◆ Task prompt: Copy out all lines carrying the word "JSON".

# start of Information shown

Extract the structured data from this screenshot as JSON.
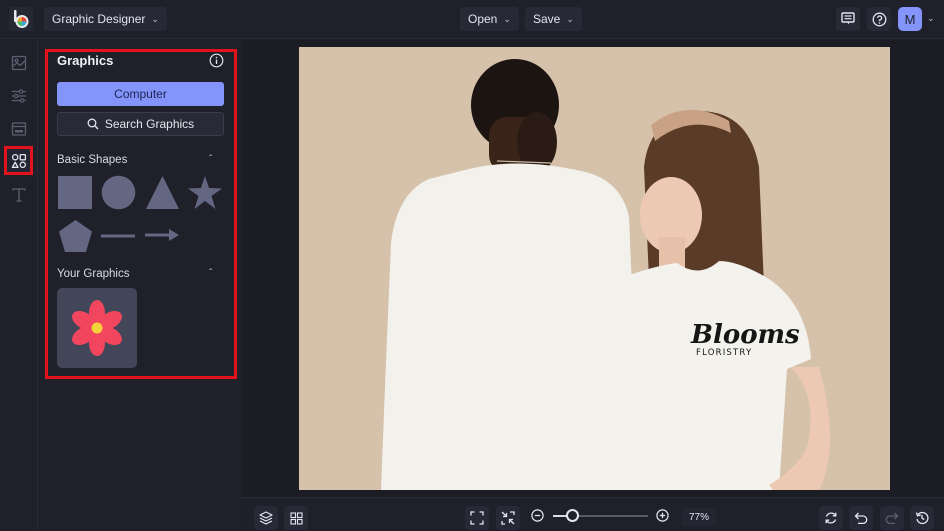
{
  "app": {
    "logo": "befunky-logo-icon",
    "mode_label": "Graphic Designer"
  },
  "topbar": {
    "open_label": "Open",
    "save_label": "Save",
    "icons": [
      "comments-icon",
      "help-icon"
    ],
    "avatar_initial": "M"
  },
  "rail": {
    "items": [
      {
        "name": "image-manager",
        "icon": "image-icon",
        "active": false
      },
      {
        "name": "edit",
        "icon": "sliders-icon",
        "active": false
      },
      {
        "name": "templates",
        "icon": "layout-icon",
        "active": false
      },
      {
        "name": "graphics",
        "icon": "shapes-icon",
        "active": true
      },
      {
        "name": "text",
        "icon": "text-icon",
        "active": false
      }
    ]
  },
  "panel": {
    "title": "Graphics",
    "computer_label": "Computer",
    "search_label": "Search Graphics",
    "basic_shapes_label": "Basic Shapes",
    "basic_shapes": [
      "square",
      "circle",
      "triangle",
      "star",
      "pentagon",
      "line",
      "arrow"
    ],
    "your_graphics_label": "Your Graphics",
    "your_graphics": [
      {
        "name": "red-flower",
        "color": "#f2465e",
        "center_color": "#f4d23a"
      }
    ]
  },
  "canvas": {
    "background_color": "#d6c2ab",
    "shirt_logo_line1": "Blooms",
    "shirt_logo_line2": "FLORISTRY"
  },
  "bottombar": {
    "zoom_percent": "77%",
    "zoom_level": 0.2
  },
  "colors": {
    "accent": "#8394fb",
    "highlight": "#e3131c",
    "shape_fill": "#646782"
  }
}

# end of Information shown
# start of Information shown

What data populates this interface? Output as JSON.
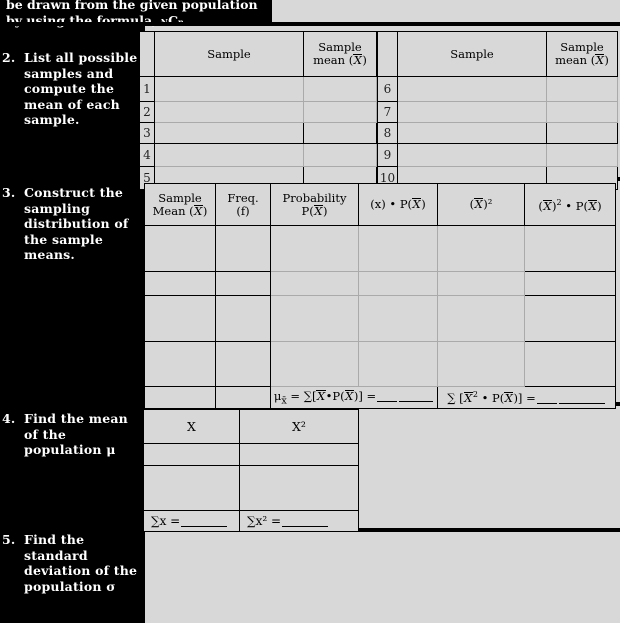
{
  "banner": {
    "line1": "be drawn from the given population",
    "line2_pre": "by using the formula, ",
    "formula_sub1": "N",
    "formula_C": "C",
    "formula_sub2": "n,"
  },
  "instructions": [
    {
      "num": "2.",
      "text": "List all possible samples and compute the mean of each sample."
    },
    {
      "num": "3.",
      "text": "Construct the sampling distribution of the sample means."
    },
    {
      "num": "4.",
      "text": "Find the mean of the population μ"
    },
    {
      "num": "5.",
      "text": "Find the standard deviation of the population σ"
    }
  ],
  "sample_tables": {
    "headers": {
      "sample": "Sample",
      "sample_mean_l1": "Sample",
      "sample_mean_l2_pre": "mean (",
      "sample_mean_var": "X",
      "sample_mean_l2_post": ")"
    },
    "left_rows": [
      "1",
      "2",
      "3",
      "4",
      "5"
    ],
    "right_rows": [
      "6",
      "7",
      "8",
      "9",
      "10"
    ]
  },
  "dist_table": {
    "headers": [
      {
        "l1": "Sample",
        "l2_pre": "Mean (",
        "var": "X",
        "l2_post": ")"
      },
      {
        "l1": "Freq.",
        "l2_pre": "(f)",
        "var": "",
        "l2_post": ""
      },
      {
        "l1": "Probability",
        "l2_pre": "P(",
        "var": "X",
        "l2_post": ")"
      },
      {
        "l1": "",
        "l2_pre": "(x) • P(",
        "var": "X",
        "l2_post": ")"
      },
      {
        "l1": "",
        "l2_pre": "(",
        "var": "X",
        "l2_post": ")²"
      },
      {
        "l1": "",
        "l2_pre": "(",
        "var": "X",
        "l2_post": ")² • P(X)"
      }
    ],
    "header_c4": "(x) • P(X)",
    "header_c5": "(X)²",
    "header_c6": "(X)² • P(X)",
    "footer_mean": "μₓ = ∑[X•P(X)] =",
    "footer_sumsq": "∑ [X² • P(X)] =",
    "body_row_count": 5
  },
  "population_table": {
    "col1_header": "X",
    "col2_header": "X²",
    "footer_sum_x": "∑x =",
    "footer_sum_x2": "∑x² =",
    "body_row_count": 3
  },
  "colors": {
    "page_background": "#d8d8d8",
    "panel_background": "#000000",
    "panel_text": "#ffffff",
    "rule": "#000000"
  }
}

# end of Information shown

◆ Finished exercise:
Extract the structured data from this screenshot as JSON.
What data populates this interface? Output as JSON.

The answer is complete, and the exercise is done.